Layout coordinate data

□ □ □ □ □

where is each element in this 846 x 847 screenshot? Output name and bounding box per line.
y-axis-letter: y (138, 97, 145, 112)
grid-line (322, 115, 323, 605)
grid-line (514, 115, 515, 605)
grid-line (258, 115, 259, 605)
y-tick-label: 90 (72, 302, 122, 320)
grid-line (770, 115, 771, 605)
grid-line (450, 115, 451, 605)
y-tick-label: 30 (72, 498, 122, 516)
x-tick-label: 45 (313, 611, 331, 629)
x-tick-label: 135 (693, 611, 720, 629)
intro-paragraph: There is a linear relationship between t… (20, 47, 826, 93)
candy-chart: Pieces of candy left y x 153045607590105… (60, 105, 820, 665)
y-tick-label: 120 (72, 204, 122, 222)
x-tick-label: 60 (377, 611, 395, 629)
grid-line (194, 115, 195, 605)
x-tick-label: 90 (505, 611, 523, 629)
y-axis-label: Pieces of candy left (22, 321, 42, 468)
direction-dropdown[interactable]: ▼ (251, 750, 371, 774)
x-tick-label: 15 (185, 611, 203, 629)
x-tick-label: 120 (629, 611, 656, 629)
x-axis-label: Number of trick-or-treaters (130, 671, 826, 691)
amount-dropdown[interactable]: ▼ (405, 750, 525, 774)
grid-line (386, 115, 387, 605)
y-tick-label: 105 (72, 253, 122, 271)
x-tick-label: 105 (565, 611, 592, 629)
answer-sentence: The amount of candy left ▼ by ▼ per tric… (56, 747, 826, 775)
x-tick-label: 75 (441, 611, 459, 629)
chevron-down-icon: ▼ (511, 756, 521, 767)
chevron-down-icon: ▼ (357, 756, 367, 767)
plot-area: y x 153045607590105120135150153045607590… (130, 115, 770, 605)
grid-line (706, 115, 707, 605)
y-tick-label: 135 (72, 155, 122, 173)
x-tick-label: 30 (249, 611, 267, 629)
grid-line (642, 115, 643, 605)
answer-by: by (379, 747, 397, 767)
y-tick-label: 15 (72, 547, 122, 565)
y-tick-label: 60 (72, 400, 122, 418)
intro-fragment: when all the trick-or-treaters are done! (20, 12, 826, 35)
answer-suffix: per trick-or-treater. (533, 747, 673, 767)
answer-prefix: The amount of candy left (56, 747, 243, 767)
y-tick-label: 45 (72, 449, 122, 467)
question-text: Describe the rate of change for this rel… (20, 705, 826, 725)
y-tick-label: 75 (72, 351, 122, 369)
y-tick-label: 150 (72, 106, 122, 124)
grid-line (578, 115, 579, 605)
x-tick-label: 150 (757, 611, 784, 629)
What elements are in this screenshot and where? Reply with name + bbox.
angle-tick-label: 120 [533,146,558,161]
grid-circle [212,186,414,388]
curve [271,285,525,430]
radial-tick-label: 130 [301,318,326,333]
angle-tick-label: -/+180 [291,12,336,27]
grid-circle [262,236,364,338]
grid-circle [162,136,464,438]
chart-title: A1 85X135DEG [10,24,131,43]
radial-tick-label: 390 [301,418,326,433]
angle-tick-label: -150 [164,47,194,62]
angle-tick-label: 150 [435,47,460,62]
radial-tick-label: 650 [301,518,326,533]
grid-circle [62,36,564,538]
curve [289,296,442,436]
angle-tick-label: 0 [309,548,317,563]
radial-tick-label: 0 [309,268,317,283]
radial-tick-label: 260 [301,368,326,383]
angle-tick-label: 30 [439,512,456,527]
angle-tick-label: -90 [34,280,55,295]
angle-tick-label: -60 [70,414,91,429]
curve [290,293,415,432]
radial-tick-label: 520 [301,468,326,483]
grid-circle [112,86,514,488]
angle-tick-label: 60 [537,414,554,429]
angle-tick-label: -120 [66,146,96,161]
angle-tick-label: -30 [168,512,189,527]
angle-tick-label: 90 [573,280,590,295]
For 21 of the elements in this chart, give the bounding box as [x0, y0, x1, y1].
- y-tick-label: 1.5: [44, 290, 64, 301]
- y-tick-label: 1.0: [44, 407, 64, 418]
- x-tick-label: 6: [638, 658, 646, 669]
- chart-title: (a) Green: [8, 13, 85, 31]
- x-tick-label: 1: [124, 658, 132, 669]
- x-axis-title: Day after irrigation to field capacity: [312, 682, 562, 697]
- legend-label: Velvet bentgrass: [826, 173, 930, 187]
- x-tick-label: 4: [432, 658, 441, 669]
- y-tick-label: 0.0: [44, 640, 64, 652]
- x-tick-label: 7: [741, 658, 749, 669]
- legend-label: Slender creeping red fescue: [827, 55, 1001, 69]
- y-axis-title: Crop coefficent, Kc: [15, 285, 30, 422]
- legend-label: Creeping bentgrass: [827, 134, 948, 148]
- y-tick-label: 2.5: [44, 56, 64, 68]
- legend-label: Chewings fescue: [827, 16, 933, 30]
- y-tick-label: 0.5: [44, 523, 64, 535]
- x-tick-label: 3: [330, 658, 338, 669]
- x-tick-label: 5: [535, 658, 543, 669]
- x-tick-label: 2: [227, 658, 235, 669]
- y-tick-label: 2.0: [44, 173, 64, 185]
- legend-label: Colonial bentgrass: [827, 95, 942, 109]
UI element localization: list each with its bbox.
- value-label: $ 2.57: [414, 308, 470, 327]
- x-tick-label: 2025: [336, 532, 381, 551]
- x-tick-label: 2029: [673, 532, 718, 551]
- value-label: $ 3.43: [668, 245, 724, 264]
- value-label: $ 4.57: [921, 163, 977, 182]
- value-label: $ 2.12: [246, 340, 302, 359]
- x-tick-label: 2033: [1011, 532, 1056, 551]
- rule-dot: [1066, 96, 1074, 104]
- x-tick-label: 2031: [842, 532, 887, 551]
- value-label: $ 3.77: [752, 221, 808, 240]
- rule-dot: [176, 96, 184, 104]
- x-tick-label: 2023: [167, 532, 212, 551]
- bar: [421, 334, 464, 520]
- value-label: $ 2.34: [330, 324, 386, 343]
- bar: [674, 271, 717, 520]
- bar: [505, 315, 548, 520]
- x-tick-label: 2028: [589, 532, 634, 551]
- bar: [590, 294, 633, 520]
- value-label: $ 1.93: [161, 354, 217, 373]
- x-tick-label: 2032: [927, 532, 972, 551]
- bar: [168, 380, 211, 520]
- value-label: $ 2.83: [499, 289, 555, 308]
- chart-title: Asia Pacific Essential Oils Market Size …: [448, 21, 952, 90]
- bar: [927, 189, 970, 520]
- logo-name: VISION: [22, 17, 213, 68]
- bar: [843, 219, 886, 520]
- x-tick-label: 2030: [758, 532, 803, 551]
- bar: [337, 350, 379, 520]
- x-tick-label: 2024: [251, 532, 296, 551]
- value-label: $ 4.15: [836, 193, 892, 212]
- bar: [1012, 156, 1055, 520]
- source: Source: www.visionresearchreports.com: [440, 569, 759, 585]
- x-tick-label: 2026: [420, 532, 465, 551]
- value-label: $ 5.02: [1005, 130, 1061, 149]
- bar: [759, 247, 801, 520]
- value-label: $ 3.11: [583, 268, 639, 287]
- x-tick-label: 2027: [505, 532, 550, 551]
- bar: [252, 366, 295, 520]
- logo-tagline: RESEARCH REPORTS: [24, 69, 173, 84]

□ □ □ □ □

◆ What to produce
Identify every line in the listing above that contains the string "interactable", and copy each of those lines.

◆ Finished answer
direction-dropdown[interactable]: ▼ (251, 750, 371, 774)
amount-dropdown[interactable]: ▼ (405, 750, 525, 774)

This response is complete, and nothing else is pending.